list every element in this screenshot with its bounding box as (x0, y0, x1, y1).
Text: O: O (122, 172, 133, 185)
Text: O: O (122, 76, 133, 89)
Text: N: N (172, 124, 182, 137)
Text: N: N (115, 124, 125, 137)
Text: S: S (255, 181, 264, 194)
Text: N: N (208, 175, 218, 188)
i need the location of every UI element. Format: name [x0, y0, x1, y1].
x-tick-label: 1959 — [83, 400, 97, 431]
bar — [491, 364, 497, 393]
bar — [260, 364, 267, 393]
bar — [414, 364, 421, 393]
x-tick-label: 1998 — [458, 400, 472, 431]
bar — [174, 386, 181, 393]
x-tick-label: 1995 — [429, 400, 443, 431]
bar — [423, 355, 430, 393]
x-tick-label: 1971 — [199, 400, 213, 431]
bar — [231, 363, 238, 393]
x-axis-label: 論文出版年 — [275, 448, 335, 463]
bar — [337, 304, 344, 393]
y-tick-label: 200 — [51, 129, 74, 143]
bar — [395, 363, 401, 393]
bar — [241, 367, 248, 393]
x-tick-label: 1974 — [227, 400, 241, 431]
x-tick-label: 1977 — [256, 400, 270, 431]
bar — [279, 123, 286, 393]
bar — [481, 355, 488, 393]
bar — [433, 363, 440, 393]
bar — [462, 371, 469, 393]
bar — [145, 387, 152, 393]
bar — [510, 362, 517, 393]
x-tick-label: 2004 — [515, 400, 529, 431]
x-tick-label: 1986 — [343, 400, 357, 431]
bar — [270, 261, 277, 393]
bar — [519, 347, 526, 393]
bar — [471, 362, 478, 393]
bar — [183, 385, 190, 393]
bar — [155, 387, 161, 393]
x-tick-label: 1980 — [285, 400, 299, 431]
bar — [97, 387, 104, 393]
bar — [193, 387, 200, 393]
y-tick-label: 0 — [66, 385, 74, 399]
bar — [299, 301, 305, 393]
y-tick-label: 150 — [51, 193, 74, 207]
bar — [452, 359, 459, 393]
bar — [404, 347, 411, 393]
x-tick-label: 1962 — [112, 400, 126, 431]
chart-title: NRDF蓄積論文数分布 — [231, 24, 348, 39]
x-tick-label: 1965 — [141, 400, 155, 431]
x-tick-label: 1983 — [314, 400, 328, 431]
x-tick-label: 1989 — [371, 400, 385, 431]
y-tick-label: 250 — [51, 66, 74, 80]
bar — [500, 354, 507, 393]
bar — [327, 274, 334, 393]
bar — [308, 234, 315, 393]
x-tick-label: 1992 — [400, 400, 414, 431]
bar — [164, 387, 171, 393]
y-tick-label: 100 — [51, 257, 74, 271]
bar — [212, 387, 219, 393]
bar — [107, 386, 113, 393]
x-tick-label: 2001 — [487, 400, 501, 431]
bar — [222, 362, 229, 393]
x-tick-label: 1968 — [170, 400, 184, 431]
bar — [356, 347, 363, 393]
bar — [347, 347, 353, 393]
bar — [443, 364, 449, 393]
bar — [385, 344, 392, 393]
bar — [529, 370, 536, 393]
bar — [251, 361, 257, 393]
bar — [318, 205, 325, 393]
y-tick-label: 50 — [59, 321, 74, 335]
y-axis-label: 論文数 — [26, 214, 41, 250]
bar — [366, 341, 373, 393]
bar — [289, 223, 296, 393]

◆ ◆ ◆ ◆

◆ WHAT TO PRODUCE ◆
Reproduce the listing word for word, beginning with its first line and ending after the line that contains "bar — [174, 386, 181, 393]".

◆ TASK SOLUTION ◆
list every element in this screenshot with its bounding box as (x0, y0, x1, y1).
Text: O: O (122, 172, 133, 185)
Text: O: O (122, 76, 133, 89)
Text: N: N (172, 124, 182, 137)
Text: N: N (115, 124, 125, 137)
Text: S: S (255, 181, 264, 194)
Text: N: N (208, 175, 218, 188)
i need the location of every UI element. Format: name [x0, y0, x1, y1].
x-tick-label: 1959 — [83, 400, 97, 431]
bar — [491, 364, 497, 393]
bar — [260, 364, 267, 393]
bar — [414, 364, 421, 393]
x-tick-label: 1998 — [458, 400, 472, 431]
bar — [174, 386, 181, 393]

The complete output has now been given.